[begin Material provided]

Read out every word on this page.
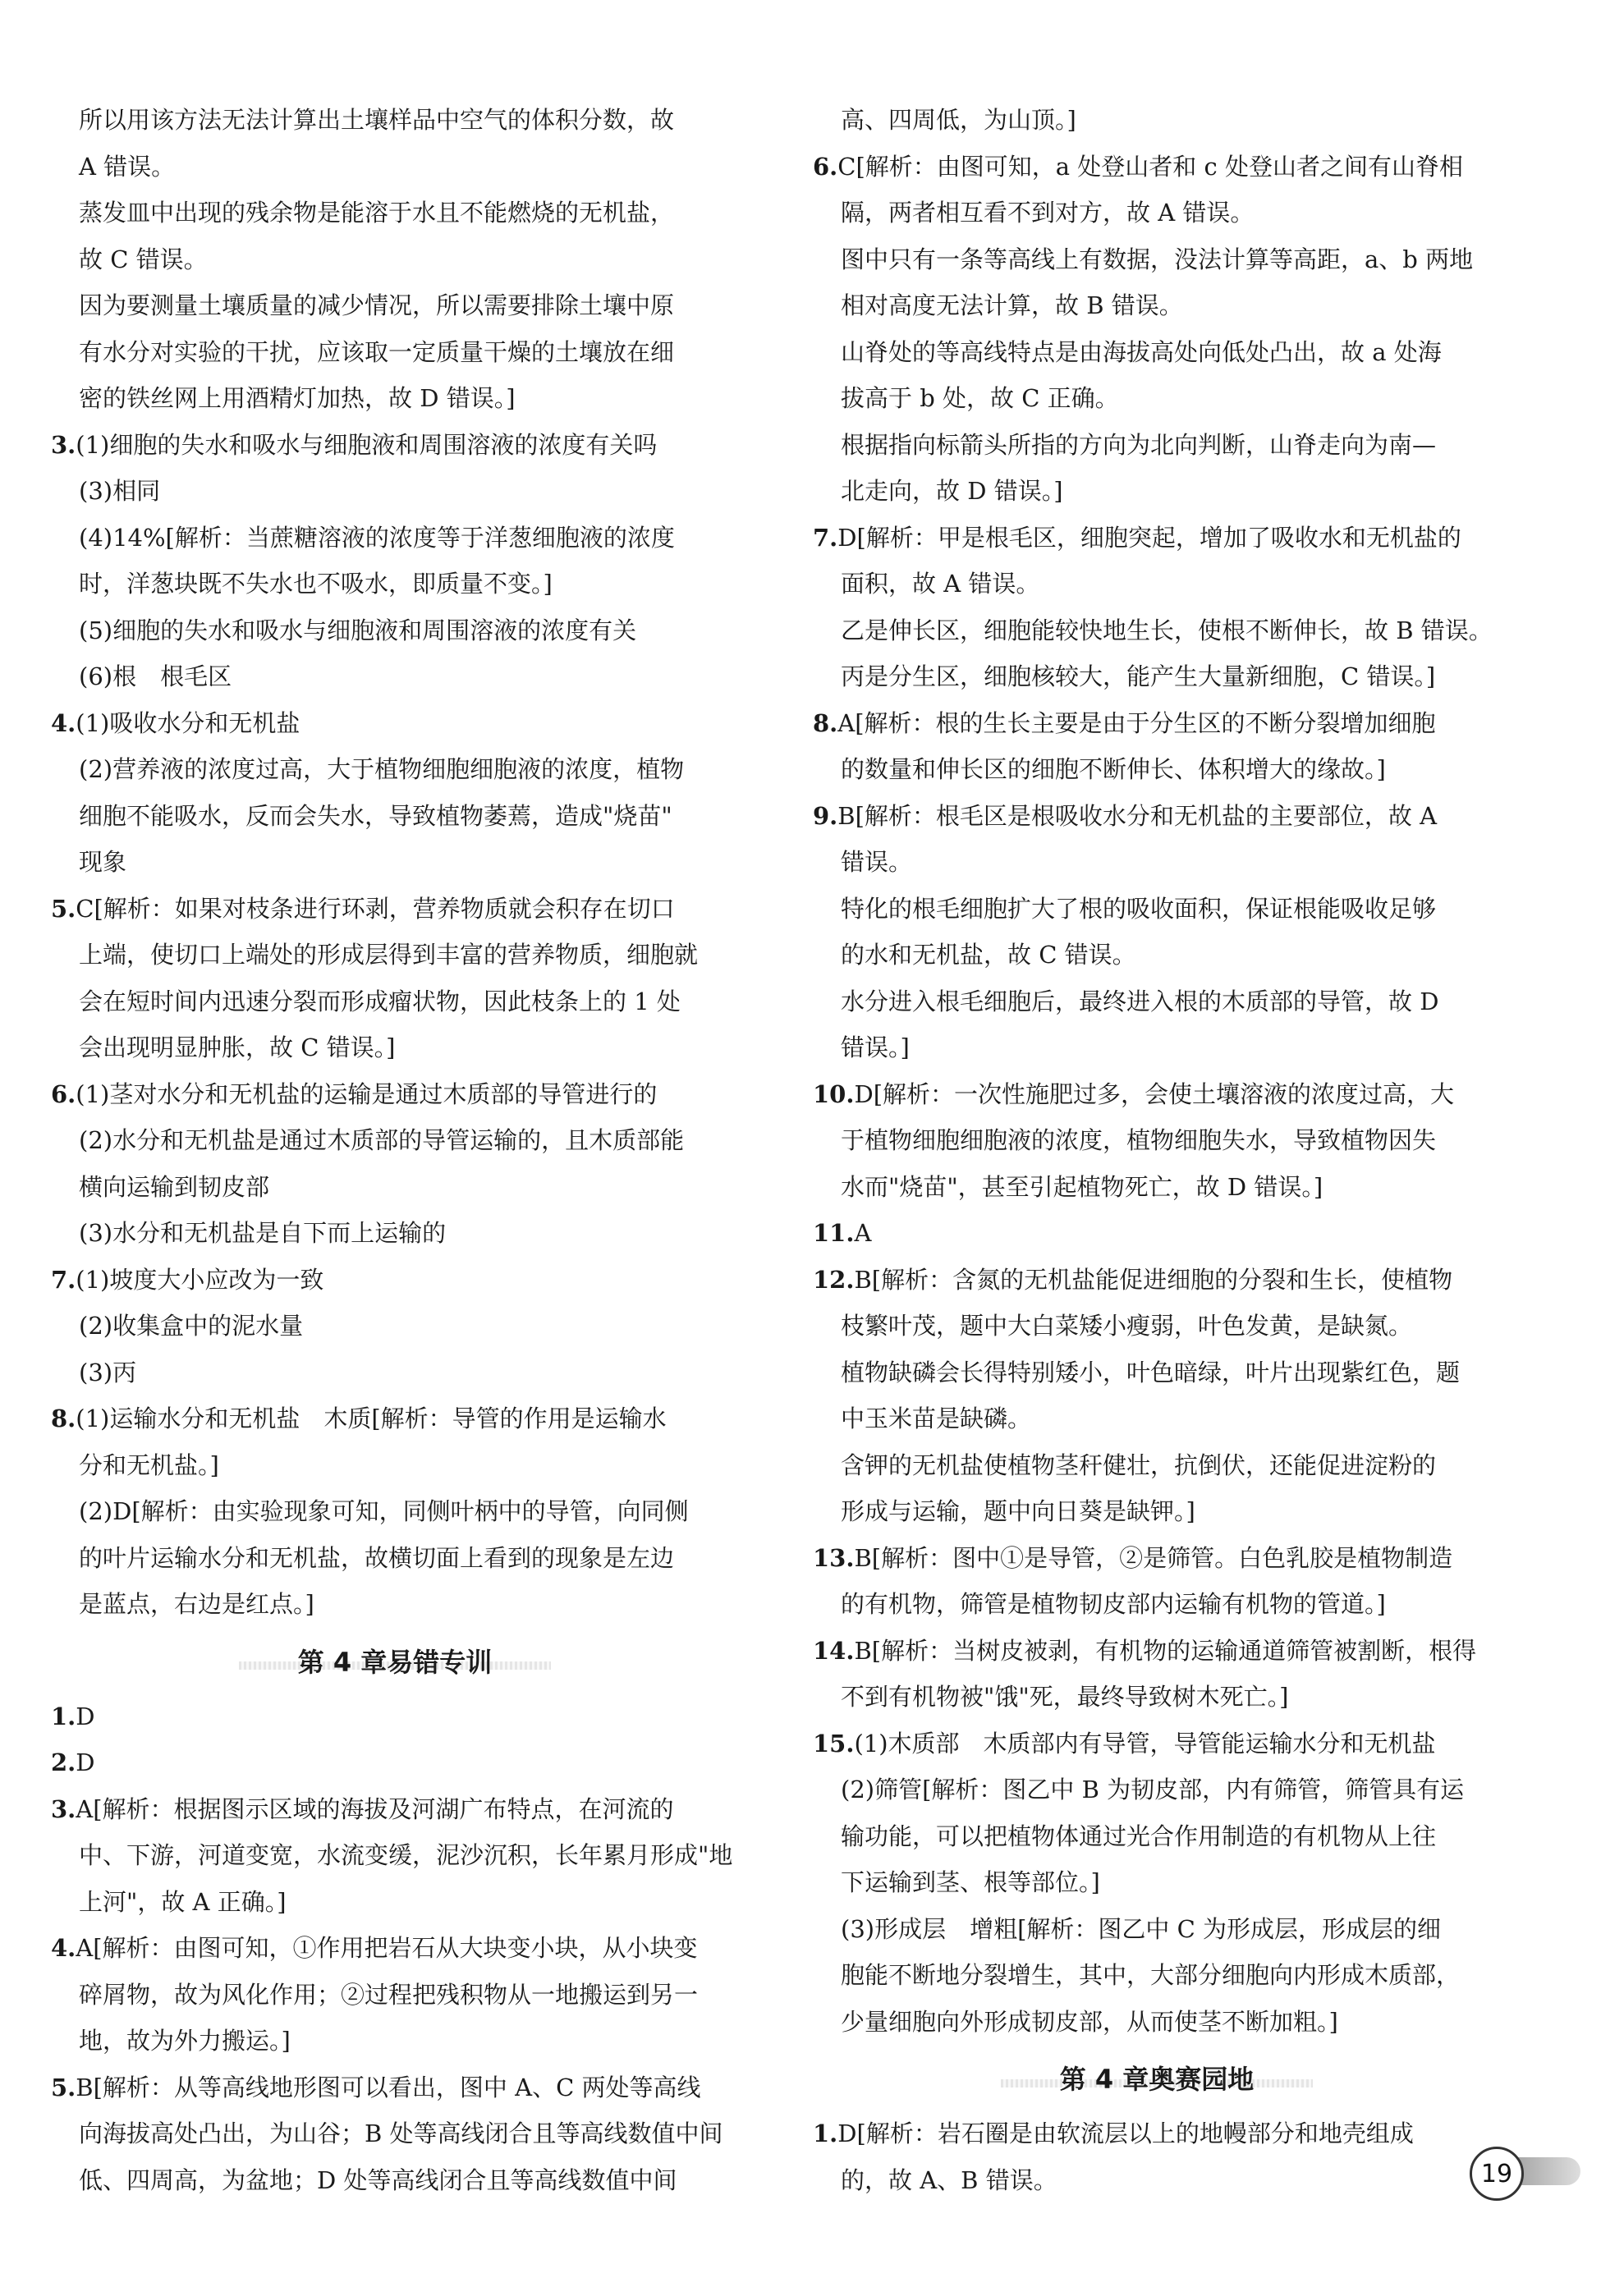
所以用该方法无法计算出土壤样品中空气的体积分数，故
A 错误。
蒸发皿中出现的残余物是能溶于水且不能燃烧的无机盐，
故 C 错误。
因为要测量土壤质量的减少情况，所以需要排除土壤中原
有水分对实验的干扰，应该取一定质量干燥的土壤放在细
密的铁丝网上用酒精灯加热，故 D 错误。]
3.(1)细胞的失水和吸水与细胞液和周围溶液的浓度有关吗
(3)相同
(4)14%[解析：当蔗糖溶液的浓度等于洋葱细胞液的浓度
时，洋葱块既不失水也不吸水，即质量不变。]
(5)细胞的失水和吸水与细胞液和周围溶液的浓度有关
(6)根　根毛区
4.(1)吸收水分和无机盐
(2)营养液的浓度过高，大于植物细胞细胞液的浓度，植物
细胞不能吸水，反而会失水，导致植物萎蔫，造成"烧苗"
现象
5.C[解析：如果对枝条进行环剥，营养物质就会积存在切口
上端，使切口上端处的形成层得到丰富的营养物质，细胞就
会在短时间内迅速分裂而形成瘤状物，因此枝条上的 1 处
会出现明显肿胀，故 C 错误。]
6.(1)茎对水分和无机盐的运输是通过木质部的导管进行的
(2)水分和无机盐是通过木质部的导管运输的，且木质部能
横向运输到韧皮部
(3)水分和无机盐是自下而上运输的
7.(1)坡度大小应改为一致
(2)收集盒中的泥水量
(3)丙
8.(1)运输水分和无机盐　木质[解析：导管的作用是运输水
分和无机盐。]
(2)D[解析：由实验现象可知，同侧叶柄中的导管，向同侧
的叶片运输水分和无机盐，故横切面上看到的现象是左边
是蓝点，右边是红点。]
第 4 章易错专训
1.D
2.D
3.A[解析：根据图示区域的海拔及河湖广布特点，在河流的
中、下游，河道变宽，水流变缓，泥沙沉积，长年累月形成"地
上河"，故 A 正确。]
4.A[解析：由图可知，①作用把岩石从大块变小块，从小块变
碎屑物，故为风化作用；②过程把残积物从一地搬运到另一
地，故为外力搬运。]
5.B[解析：从等高线地形图可以看出，图中 A、C 两处等高线
向海拔高处凸出，为山谷；B 处等高线闭合且等高线数值中间
低、四周高，为盆地；D 处等高线闭合且等高线数值中间
高、四周低，为山顶。]
6.C[解析：由图可知，a 处登山者和 c 处登山者之间有山脊相
隔，两者相互看不到对方，故 A 错误。
图中只有一条等高线上有数据，没法计算等高距，a、b 两地
相对高度无法计算，故 B 错误。
山脊处的等高线特点是由海拔高处向低处凸出，故 a 处海
拔高于 b 处，故 C 正确。
根据指向标箭头所指的方向为北向判断，山脊走向为南—
北走向，故 D 错误。]
7.D[解析：甲是根毛区，细胞突起，增加了吸收水和无机盐的
面积，故 A 错误。
乙是伸长区，细胞能较快地生长，使根不断伸长，故 B 错误。
丙是分生区，细胞核较大，能产生大量新细胞，C 错误。]
8.A[解析：根的生长主要是由于分生区的不断分裂增加细胞
的数量和伸长区的细胞不断伸长、体积增大的缘故。]
9.B[解析：根毛区是根吸收水分和无机盐的主要部位，故 A
错误。
特化的根毛细胞扩大了根的吸收面积，保证根能吸收足够
的水和无机盐，故 C 错误。
水分进入根毛细胞后，最终进入根的木质部的导管，故 D
错误。]
10.D[解析：一次性施肥过多，会使土壤溶液的浓度过高，大
于植物细胞细胞液的浓度，植物细胞失水，导致植物因失
水而"烧苗"，甚至引起植物死亡，故 D 错误。]
11.A
12.B[解析：含氮的无机盐能促进细胞的分裂和生长，使植物
枝繁叶茂，题中大白菜矮小瘦弱，叶色发黄，是缺氮。
植物缺磷会长得特别矮小，叶色暗绿，叶片出现紫红色，题
中玉米苗是缺磷。
含钾的无机盐使植物茎秆健壮，抗倒伏，还能促进淀粉的
形成与运输，题中向日葵是缺钾。]
13.B[解析：图中①是导管，②是筛管。白色乳胶是植物制造
的有机物，筛管是植物韧皮部内运输有机物的管道。]
14.B[解析：当树皮被剥，有机物的运输通道筛管被割断，根得
不到有机物被"饿"死，最终导致树木死亡。]
15.(1)木质部　木质部内有导管，导管能运输水分和无机盐
(2)筛管[解析：图乙中 B 为韧皮部，内有筛管，筛管具有运
输功能，可以把植物体通过光合作用制造的有机物从上往
下运输到茎、根等部位。]
(3)形成层　增粗[解析：图乙中 C 为形成层，形成层的细
胞能不断地分裂增生，其中，大部分细胞向内形成木质部，
少量细胞向外形成韧皮部，从而使茎不断加粗。]
第 4 章奥赛园地
1.D[解析：岩石圈是由软流层以上的地幔部分和地壳组成
的，故 A、B 错误。	19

[end Material provided]

◆ Exercise requirements
Go through the listing above and pull out each line containing the word "由图可知".

◆ Answer to the problem
4.A[解析：由图可知，①作用把岩石从大块变小块，从小块变
6.C[解析：由图可知，a 处登山者和 c 处登山者之间有山脊相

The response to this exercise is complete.